• **ENTRIES SHOWN**:
=======
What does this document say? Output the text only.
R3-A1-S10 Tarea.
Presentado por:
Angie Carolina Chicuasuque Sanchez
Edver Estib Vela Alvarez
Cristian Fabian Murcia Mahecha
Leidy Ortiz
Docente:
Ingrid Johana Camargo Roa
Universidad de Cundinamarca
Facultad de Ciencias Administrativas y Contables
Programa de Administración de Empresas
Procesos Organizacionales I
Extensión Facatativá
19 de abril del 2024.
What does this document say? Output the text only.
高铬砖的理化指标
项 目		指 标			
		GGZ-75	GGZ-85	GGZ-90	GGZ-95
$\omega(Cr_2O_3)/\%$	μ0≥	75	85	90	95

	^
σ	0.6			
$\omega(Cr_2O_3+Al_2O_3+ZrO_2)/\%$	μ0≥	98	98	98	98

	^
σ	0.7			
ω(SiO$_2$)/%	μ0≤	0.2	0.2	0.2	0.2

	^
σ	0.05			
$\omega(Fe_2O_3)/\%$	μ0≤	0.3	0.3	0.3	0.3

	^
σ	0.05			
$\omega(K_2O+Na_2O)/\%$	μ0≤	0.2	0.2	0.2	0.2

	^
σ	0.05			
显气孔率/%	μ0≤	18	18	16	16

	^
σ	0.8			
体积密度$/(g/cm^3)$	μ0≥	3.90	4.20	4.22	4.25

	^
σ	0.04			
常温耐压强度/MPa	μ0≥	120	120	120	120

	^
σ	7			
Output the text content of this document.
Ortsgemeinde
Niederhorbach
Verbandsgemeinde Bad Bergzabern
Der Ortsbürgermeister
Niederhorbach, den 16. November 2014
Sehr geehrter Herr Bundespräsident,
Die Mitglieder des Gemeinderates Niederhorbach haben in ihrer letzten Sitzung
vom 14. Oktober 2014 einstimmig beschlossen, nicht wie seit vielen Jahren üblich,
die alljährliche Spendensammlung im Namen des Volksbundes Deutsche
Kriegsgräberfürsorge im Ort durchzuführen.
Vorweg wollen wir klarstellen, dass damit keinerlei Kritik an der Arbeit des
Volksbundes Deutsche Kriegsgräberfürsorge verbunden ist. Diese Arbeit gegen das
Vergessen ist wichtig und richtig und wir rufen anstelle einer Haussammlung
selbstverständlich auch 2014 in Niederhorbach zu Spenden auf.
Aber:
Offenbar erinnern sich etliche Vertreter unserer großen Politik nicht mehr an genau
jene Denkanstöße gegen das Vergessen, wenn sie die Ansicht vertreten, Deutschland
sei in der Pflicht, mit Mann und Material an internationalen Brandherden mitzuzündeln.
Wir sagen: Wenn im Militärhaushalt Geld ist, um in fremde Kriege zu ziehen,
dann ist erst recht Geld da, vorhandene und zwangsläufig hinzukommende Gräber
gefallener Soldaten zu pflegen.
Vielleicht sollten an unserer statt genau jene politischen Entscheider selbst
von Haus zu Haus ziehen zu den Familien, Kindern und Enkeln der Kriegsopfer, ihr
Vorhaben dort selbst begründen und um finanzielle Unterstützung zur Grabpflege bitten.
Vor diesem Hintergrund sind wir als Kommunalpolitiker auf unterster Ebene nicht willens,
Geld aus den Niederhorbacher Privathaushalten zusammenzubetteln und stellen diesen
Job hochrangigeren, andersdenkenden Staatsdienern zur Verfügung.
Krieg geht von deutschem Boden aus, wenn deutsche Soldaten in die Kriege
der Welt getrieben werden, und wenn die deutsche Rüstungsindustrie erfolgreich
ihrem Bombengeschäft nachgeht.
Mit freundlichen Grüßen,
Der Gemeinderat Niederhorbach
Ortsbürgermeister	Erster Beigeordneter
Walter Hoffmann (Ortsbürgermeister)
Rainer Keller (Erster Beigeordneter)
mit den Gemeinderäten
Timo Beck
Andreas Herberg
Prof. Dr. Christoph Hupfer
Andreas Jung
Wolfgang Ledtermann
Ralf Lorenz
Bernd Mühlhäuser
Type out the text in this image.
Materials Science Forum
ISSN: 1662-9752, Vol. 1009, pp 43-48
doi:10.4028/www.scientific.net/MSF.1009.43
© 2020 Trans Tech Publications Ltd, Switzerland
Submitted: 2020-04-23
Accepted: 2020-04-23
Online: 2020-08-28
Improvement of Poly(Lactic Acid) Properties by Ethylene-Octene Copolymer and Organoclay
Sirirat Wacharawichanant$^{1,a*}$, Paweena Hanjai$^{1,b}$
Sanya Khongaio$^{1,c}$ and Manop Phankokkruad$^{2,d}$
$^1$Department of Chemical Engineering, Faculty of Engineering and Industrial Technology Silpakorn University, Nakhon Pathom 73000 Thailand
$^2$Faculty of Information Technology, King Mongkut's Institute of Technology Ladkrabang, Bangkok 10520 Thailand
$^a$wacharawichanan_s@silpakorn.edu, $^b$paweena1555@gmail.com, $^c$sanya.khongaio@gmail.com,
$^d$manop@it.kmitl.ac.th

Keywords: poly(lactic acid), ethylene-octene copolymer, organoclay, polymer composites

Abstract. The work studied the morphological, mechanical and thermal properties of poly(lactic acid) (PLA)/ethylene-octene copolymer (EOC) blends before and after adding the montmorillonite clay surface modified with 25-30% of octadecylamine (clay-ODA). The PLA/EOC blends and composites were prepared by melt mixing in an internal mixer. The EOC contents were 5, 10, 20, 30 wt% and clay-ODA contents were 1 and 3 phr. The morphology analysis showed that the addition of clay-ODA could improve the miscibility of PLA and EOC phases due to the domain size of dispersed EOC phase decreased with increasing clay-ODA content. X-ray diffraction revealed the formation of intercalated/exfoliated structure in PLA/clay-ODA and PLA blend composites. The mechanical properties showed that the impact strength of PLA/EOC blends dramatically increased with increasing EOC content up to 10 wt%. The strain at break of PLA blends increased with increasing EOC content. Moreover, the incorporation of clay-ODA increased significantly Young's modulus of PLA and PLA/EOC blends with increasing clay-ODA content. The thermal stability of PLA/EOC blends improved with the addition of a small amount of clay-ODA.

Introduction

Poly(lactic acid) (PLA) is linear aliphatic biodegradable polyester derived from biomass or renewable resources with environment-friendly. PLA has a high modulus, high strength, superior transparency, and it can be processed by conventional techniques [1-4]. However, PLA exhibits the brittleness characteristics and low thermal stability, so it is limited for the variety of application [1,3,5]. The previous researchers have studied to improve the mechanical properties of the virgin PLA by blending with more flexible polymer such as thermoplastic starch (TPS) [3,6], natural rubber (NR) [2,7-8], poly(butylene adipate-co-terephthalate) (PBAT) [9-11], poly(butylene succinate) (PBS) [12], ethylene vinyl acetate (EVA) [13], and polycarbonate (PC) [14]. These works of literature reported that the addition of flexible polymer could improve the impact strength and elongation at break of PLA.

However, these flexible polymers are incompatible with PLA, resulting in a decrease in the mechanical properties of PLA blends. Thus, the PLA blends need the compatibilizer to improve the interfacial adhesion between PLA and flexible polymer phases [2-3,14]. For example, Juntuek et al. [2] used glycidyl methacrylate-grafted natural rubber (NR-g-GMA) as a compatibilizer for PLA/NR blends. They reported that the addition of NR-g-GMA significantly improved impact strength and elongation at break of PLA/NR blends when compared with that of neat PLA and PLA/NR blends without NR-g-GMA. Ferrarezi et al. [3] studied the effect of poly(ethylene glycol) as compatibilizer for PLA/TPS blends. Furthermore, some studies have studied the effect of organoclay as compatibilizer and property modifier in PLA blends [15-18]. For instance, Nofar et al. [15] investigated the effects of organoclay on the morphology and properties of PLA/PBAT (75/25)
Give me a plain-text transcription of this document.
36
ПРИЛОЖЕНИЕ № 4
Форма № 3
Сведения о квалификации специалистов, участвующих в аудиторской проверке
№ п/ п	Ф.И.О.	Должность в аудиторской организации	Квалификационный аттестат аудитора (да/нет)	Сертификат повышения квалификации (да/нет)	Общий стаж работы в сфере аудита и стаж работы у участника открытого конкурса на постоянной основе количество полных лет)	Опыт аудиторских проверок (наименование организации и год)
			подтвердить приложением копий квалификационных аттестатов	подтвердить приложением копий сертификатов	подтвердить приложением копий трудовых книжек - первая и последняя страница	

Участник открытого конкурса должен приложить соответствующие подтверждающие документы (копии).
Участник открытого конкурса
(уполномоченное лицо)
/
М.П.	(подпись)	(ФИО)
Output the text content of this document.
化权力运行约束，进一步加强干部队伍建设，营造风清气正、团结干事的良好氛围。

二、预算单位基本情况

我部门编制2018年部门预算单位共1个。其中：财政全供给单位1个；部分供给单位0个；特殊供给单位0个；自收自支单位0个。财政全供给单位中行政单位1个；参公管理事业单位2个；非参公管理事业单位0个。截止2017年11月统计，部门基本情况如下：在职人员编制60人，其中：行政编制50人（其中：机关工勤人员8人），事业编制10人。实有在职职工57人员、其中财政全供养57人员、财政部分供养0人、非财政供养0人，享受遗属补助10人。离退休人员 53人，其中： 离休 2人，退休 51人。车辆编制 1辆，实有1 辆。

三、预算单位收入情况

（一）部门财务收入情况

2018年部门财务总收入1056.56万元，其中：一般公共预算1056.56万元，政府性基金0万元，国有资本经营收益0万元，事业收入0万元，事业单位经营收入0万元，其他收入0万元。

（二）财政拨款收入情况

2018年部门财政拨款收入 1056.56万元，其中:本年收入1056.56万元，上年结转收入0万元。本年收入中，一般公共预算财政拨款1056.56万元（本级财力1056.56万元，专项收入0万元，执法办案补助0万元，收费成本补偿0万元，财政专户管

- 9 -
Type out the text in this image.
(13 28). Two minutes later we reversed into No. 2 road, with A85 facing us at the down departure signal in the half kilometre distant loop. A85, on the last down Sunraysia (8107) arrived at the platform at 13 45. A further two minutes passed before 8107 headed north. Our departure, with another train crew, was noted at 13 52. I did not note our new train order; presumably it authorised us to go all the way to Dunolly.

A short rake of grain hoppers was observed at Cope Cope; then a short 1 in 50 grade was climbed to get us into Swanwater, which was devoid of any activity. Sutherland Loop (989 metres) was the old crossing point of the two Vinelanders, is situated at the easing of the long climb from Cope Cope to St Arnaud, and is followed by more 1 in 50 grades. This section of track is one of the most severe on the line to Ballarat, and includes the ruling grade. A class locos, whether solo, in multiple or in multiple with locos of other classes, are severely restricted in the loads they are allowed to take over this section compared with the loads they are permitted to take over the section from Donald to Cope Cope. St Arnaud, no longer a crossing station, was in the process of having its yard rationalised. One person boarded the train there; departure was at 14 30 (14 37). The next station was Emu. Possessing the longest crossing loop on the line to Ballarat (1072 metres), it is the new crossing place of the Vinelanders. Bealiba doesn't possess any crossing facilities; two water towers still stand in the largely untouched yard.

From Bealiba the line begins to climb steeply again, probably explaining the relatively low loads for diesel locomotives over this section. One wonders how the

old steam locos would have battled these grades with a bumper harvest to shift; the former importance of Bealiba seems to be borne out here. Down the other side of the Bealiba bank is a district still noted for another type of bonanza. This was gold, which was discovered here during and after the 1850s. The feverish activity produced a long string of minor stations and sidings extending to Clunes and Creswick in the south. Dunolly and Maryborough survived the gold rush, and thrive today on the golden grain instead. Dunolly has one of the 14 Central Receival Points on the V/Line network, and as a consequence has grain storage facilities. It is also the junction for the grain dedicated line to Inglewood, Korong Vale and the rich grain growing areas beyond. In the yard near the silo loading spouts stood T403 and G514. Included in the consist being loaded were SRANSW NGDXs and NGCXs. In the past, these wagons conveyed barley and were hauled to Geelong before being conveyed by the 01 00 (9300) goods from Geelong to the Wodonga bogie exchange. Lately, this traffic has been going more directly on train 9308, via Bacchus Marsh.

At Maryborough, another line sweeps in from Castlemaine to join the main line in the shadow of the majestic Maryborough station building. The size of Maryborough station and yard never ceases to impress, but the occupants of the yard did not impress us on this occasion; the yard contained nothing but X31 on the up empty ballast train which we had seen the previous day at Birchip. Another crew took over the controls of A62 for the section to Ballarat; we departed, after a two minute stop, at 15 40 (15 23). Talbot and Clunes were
=======
• **TASK DESCRIPTION**:
Find each line in the records holding the string "Beigeordneter" and show it.

• **ANSWER IN FULL**:
Ortsbürgermeister	Erster Beigeordneter
Rainer Keller (Erster Beigeordneter)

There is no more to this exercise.